> [Task goal]: Your copy of the material must match it exactly, except that pictures are dropped.

** START **

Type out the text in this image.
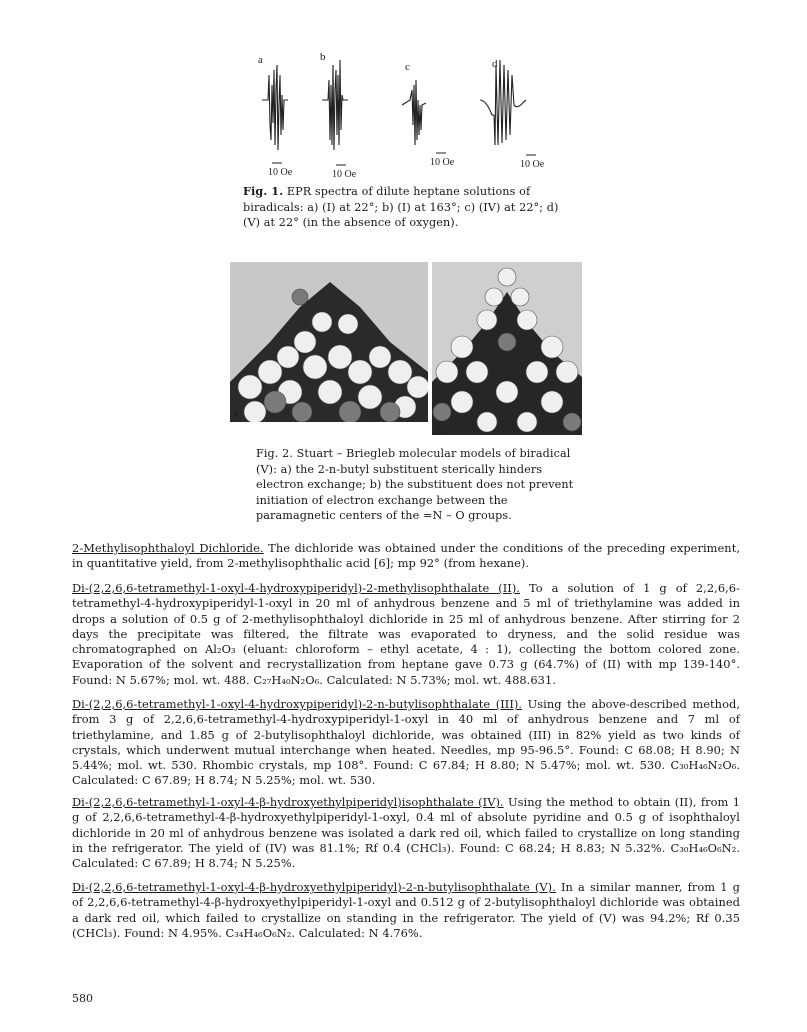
a	b
c	d
10 Oe	10 Oe
10 Oe	10 Oe
Fig. 1. EPR spectra of dilute heptane solutions of biradicals: a) (I) at 22°; b) (I) at 163°; c) (IV) at 22°; d) (V) at 22° (in the absence of oxygen).
a
b
Fig. 2. Stuart – Briegleb molecular models of biradical (V): a) the 2-n-butyl substituent sterically hinders electron exchange; b) the substituent does not prevent initiation of electron exchange between the paramagnetic centers of the =N – O groups.
2-Methylisophthaloyl Dichloride. The dichloride was obtained under the conditions of the preceding experiment, in quantitative yield, from 2-methylisophthalic acid [6]; mp 92° (from hexane).
Di-(2,2,6,6-tetramethyl-1-oxyl-4-hydroxypiperidyl)-2-methylisophthalate (II). To a solution of 1 g of 2,2,6,6-tetramethyl-4-hydroxypiperidyl-1-oxyl in 20 ml of anhydrous benzene and 5 ml of triethylamine was added in drops a solution of 0.5 g of 2-methylisophthaloyl dichloride in 25 ml of anhydrous benzene. After stirring for 2 days the precipitate was filtered, the filtrate was evaporated to dryness, and the solid residue was chromatographed on Al₂O₃ (eluant: chloroform – ethyl acetate, 4 : 1), collecting the bottom colored zone. Evaporation of the solvent and recrystallization from heptane gave 0.73 g (64.7%) of (II) with mp 139-140°. Found: N 5.67%; mol. wt. 488. C₂₇H₄₀N₂O₆. Calculated: N 5.73%; mol. wt. 488.631.
Di-(2,2,6,6-tetramethyl-1-oxyl-4-hydroxypiperidyl)-2-n-butylisophthalate (III). Using the above-described method, from 3 g of 2,2,6,6-tetramethyl-4-hydroxypiperidyl-1-oxyl in 40 ml of anhydrous benzene and 7 ml of triethylamine, and 1.85 g of 2-butylisophthaloyl dichloride, was obtained (III) in 82% yield as two kinds of crystals, which underwent mutual interchange when heated. Needles, mp 95-96.5°. Found: C 68.08; H 8.90; N 5.44%; mol. wt. 530. Rhombic crystals, mp 108°. Found: C 67.84; H 8.80; N 5.47%; mol. wt. 530. C₃₀H₄₆N₂O₆. Calculated: C 67.89; H 8.74; N 5.25%; mol. wt. 530.
Di-(2,2,6,6-tetramethyl-1-oxyl-4-β-hydroxyethylpiperidyl)isophthalate (IV). Using the method to obtain (II), from 1 g of 2,2,6,6-tetramethyl-4-β-hydroxyethylpiperidyl-1-oxyl, 0.4 ml of absolute pyridine and 0.5 g of isophthaloyl dichloride in 20 ml of anhydrous benzene was isolated a dark red oil, which failed to crystallize on long standing in the refrigerator. The yield of (IV) was 81.1%; Rf 0.4 (CHCl₃). Found: C 68.24; H 8.83; N 5.32%. C₃₀H₄₆O₆N₂. Calculated: C 67.89; H 8.74; N 5.25%.
Di-(2,2,6,6-tetramethyl-1-oxyl-4-β-hydroxyethylpiperidyl)-2-n-butylisophthalate (V). In a similar manner, from 1 g of 2,2,6,6-tetramethyl-4-β-hydroxyethylpiperidyl-1-oxyl and 0.512 g of 2-butylisophthaloyl dichloride was obtained a dark red oil, which failed to crystallize on standing in the refrigerator. The yield of (V) was 94.2%; Rf 0.35 (CHCl₃). Found: N 4.95%. C₃₄H₄₆O₆N₂. Calculated: N 4.76%.
580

** END **

> [Response below]:
Type out the text in this image.
a	b
c	d
10 Oe	10 Oe
10 Oe	10 Oe
Fig. 1. EPR spectra of dilute heptane solutions of biradicals: a) (I) at 22°; b) (I) at 163°; c) (IV) at 22°; d) (V) at 22° (in the absence of oxygen).
a
b
Fig. 2. Stuart – Briegleb molecular models of biradical (V): a) the 2-n-butyl substituent sterically hinders electron exchange; b) the substituent does not prevent initiation of electron exchange between the paramagnetic centers of the =N – O groups.
2-Methylisophthaloyl Dichloride. The dichloride was obtained under the conditions of the preceding experiment, in quantitative yield, from 2-methylisophthalic acid [6]; mp 92° (from hexane).
Di-(2,2,6,6-tetramethyl-1-oxyl-4-hydroxypiperidyl)-2-methylisophthalate (II). To a solution of 1 g of 2,2,6,6-tetramethyl-4-hydroxypiperidyl-1-oxyl in 20 ml of anhydrous benzene and 5 ml of triethylamine was added in drops a solution of 0.5 g of 2-methylisophthaloyl dichloride in 25 ml of anhydrous benzene. After stirring for 2 days the precipitate was filtered, the filtrate was evaporated to dryness, and the solid residue was chromatographed on Al₂O₃ (eluant: chloroform – ethyl acetate, 4 : 1), collecting the bottom colored zone. Evaporation of the solvent and recrystallization from heptane gave 0.73 g (64.7%) of (II) with mp 139-140°. Found: N 5.67%; mol. wt. 488. C₂₇H₄₀N₂O₆. Calculated: N 5.73%; mol. wt. 488.631.
Di-(2,2,6,6-tetramethyl-1-oxyl-4-hydroxypiperidyl)-2-n-butylisophthalate (III). Using the above-described method, from 3 g of 2,2,6,6-tetramethyl-4-hydroxypiperidyl-1-oxyl in 40 ml of anhydrous benzene and 7 ml of triethylamine, and 1.85 g of 2-butylisophthaloyl dichloride, was obtained (III) in 82% yield as two kinds of crystals, which underwent mutual interchange when heated. Needles, mp 95-96.5°. Found: C 68.08; H 8.90; N 5.44%; mol. wt. 530. Rhombic crystals, mp 108°. Found: C 67.84; H 8.80; N 5.47%; mol. wt. 530. C₃₀H₄₆N₂O₆. Calculated: C 67.89; H 8.74; N 5.25%; mol. wt. 530.
Di-(2,2,6,6-tetramethyl-1-oxyl-4-β-hydroxyethylpiperidyl)isophthalate (IV). Using the method to obtain (II), from 1 g of 2,2,6,6-tetramethyl-4-β-hydroxyethylpiperidyl-1-oxyl, 0.4 ml of absolute pyridine and 0.5 g of isophthaloyl dichloride in 20 ml of anhydrous benzene was isolated a dark red oil, which failed to crystallize on long standing in the refrigerator. The yield of (IV) was 81.1%; Rf 0.4 (CHCl₃). Found: C 68.24; H 8.83; N 5.32%. C₃₀H₄₆O₆N₂. Calculated: C 67.89; H 8.74; N 5.25%.
Di-(2,2,6,6-tetramethyl-1-oxyl-4-β-hydroxyethylpiperidyl)-2-n-butylisophthalate (V). In a similar manner, from 1 g of 2,2,6,6-tetramethyl-4-β-hydroxyethylpiperidyl-1-oxyl and 0.512 g of 2-butylisophthaloyl dichloride was obtained a dark red oil, which failed to crystallize on standing in the refrigerator. The yield of (V) was 94.2%; Rf 0.35 (CHCl₃). Found: N 4.95%. C₃₄H₄₆O₆N₂. Calculated: N 4.76%.
580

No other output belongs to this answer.